The following is an attempt at explaining the basics of an SQL query, and more importantly how I believe you can best think through them. All queries can be broken down into the basics of this declarative language.
I recently helped a co-worker read through a large SQL query with a few dozen joins and left joins, alias, and recursions. He is mostly a front-end integrator and although he has been tinkering with SQL for years, he never really understood the basics. I realize that unless you have to write SQL, many front-end developers work from the API layer, where database interaction has been highly abstracted, and with only brief interactions, many do not realize how easy it is to know the fundamentals. I do not address subqueries, stored procedures or vendor-specific syntax. This example is just the foundation, yet everything builds up from it and can be broken down into it.
Declaring what you want by selecting, joining, and aliasing in the development of readable SQL queries.

**MATERIAL:**
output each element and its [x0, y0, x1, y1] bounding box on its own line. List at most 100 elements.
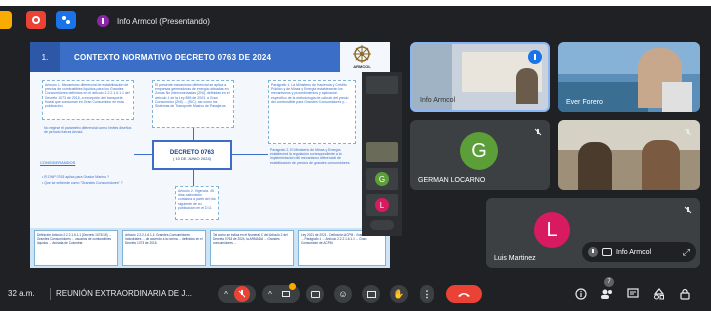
- stop-recording-button[interactable]: [26, 11, 46, 29]
- participant-tile-video[interactable]: [558, 120, 700, 190]
- mic-off-icon: [682, 126, 694, 138]
- present-settings-button[interactable]: [56, 11, 76, 29]
- speaking-icon: [528, 50, 542, 64]
- connector: [193, 128, 194, 140]
- box-paragraph-2: Parágrafo 2. El Ministerio de Minas y En…: [270, 148, 351, 165]
- host-controls-button[interactable]: [678, 287, 692, 301]
- participant-tile-ever-forero[interactable]: Ever Forero: [558, 42, 700, 112]
- activities-button[interactable]: [652, 287, 666, 301]
- video-background: [558, 82, 648, 112]
- preview-thumb: L: [366, 194, 398, 216]
- camera-control[interactable]: ^: [262, 283, 300, 303]
- people-share-icon: [62, 16, 70, 24]
- presenter-dot-icon: [97, 15, 109, 27]
- participant-name: Ever Forero: [566, 99, 603, 106]
- bottom-box-1: Definición Artículo 2.2.2.1.6.1.1 (Decre…: [34, 230, 118, 266]
- hang-up-icon: [458, 293, 470, 297]
- clock: 32 a.m.: [8, 289, 35, 298]
- captions-button[interactable]: [306, 285, 324, 303]
- decree-center-box: DECRETO 0763 ( 10 DE JUNIO 2024): [152, 140, 232, 170]
- mic-off-icon: [682, 204, 694, 216]
- mic-control[interactable]: ^: [218, 285, 256, 303]
- connector: [134, 154, 152, 155]
- bottom-box-2: Artículo 2.2.2.1.6.1.1: Grandes Consumid…: [122, 230, 206, 266]
- person-silhouette: [516, 68, 538, 104]
- slide-title: CONTEXTO NORMATIVO DECRETO 0763 DE 2024: [74, 52, 272, 62]
- emoji-icon: ☺: [338, 289, 348, 299]
- preview-thumb: [366, 142, 398, 162]
- participant-name: GERMAN LOCARNO: [418, 177, 486, 184]
- avatar: G: [460, 132, 498, 170]
- record-icon: [32, 16, 40, 24]
- preview-thumb: G: [366, 168, 398, 190]
- slide-number: 1.: [30, 42, 60, 72]
- shared-slide: 1. CONTEXTO NORMATIVO DECRETO 0763 DE 20…: [30, 42, 390, 268]
- self-view-bar: Info Armcol ⤢: [582, 242, 696, 262]
- expand-icon[interactable]: ⤢: [683, 247, 690, 258]
- present-button[interactable]: [362, 285, 380, 303]
- self-view-name: Info Armcol: [616, 248, 652, 256]
- hand-icon: ✋: [393, 288, 405, 299]
- chat-button[interactable]: [626, 287, 640, 301]
- info-icon[interactable]: [574, 287, 588, 301]
- chevron-up-icon[interactable]: ^: [268, 290, 272, 299]
- present-screen-icon: [366, 290, 376, 298]
- participant-name: Info Armcol: [420, 97, 456, 104]
- box-article-2: Artículo 2. Vigencia. 45 días calendario…: [175, 186, 219, 220]
- emoji-button[interactable]: ☺: [334, 285, 352, 303]
- slide-header: 1. CONTEXTO NORMATIVO DECRETO 0763 DE 20…: [30, 42, 340, 72]
- participant-tile-german-locarno[interactable]: G GERMAN LOCARNO: [410, 120, 550, 190]
- people-icon: [601, 289, 612, 299]
- meeting-title: REUNIÓN EXTRAORDINARIA DE J...: [56, 289, 193, 298]
- preview-controls[interactable]: [370, 220, 394, 230]
- considerandos-link[interactable]: CONSIDERANDOS: [40, 160, 75, 165]
- connector: [193, 170, 194, 186]
- logo-text: ARMCOL: [353, 64, 371, 69]
- mic-off-icon: [532, 126, 544, 138]
- self-camera-icon[interactable]: [602, 248, 612, 256]
- presenting-indicator: Info Armcol (Presentando): [93, 12, 220, 30]
- bullet-text: El DNP 0763 aplica para Orador Marino ?: [44, 175, 109, 179]
- more-vert-icon: ⋮: [422, 288, 432, 299]
- decree-date: ( 10 DE JUNIO 2024): [172, 155, 211, 161]
- slide-bullets: • El DNP 0763 aplica para Orador Marino …: [42, 174, 123, 186]
- mini-avatar-g: G: [375, 172, 389, 186]
- chevron-up-icon[interactable]: ^: [224, 290, 228, 299]
- leave-call-button[interactable]: [446, 285, 482, 303]
- mini-avatar-l: L: [375, 198, 389, 212]
- video-background: [558, 120, 700, 150]
- box-mechanism: El presente mecanismo diferencial se apl…: [152, 80, 234, 128]
- people-button[interactable]: 7: [600, 277, 614, 301]
- presenting-bar: Info Armcol (Presentando): [0, 6, 711, 34]
- person-silhouette: [642, 140, 680, 190]
- avatar: L: [534, 212, 570, 248]
- camera-button[interactable]: [277, 283, 296, 302]
- chat-icon: [627, 288, 639, 298]
- participant-tile-luis-martinez[interactable]: L Luis Martinez Info Armcol ⤢: [486, 198, 700, 268]
- box-note: No regirse el parámetro diferencial como…: [44, 126, 132, 135]
- person-shirt: [662, 82, 692, 112]
- divider: [50, 288, 51, 300]
- armcol-logo: ARMCOL: [342, 44, 382, 70]
- presenting-text: Info Armcol (Presentando): [117, 16, 210, 26]
- ship-wheel-icon: [353, 45, 371, 63]
- shapes-icon: [653, 288, 665, 300]
- mic-off-button[interactable]: [233, 286, 250, 302]
- bottom-control-bar: 32 a.m. REUNIÓN EXTRAORDINARIA DE J... ^…: [0, 276, 711, 311]
- person-silhouette: [578, 142, 612, 190]
- more-options-button[interactable]: ⋮: [420, 285, 434, 303]
- warning-badge: [288, 283, 296, 290]
- box-paragraph-1: Parágrafo 1. La Ministerio de Hacienda y…: [268, 80, 356, 144]
- participant-tile-info-armcol[interactable]: Info Armcol: [410, 42, 550, 112]
- captions-icon: [310, 290, 320, 298]
- yellow-tab-icon[interactable]: [0, 11, 12, 29]
- self-mic-off-icon[interactable]: [588, 247, 598, 257]
- presenter-preview-strip: G L: [362, 72, 402, 236]
- bottom-box-3: Tal como se indica en el Numeral C del A…: [210, 230, 294, 266]
- lock-person-icon: [680, 288, 690, 300]
- participant-name: Luis Martinez: [494, 255, 536, 262]
- mic-off-icon: [238, 290, 246, 298]
- camera-icon: [281, 291, 290, 297]
- raise-hand-button[interactable]: ✋: [390, 285, 408, 303]
- box-article-1: Artículo 1. Mecanismo diferencial de est…: [42, 80, 134, 120]
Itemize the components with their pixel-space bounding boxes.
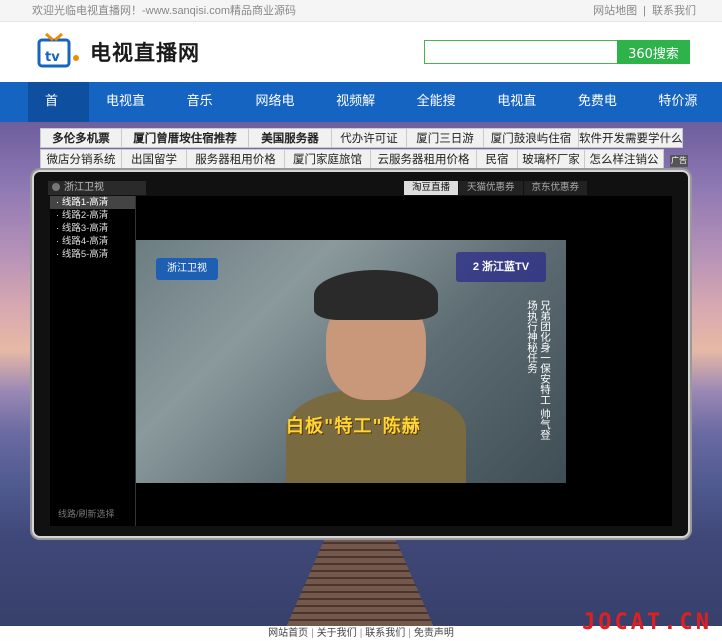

**WHAT TO DO:**
1 - Transcribe the part of the SQL basics passage that begins at the words "The following is" and stops after the words "this declarative language.".
2 - Pick up the SQL basics passage after its last sentence and carry it forward.

**THE RESPONSES:**
1 -
The following is an attempt at explaining the basics of an SQL query, and more importantly how I believe you can best think through them. All queries can be broken down into the basics of this declarative language.

2 -
SELECT [what] FROM [location] WHERE [a condition is true]
[what] is the columns you want back. The statement “SELECT *” litters hundreds of examples and is often scattered though sloppy code. “SELECT *” is generally an anti-pattern, it hides your dependencies, even if you genuinely want everything, it is not clear in that statement what everything is. SQL is declarative and so you should declare something, rather than being vague.
Designing a Query
Start with the analog. A proper database schema is going to be as generic as possible, typically to accommodate a broader set of requirements than your specific query. Design the query to declare what you want from the database and use aliases to abstract the underlying implementation.
We are going to make a Paleo Bowl (I live on these things.) For this meal, we need meat, vegetable, and dressing. So I might start my query like this.
SELECT meat, price
I know what it is that I want, so I declare it. I know I can get it at the grocery store in the meat aisle, so I declare that as well.
SELECT meat FROM meat_aisle
I have some preferences, so I declare a specific as a condition.
SELECT meat, price FROM meat_aisle WHERE meat_type = "tri-tip"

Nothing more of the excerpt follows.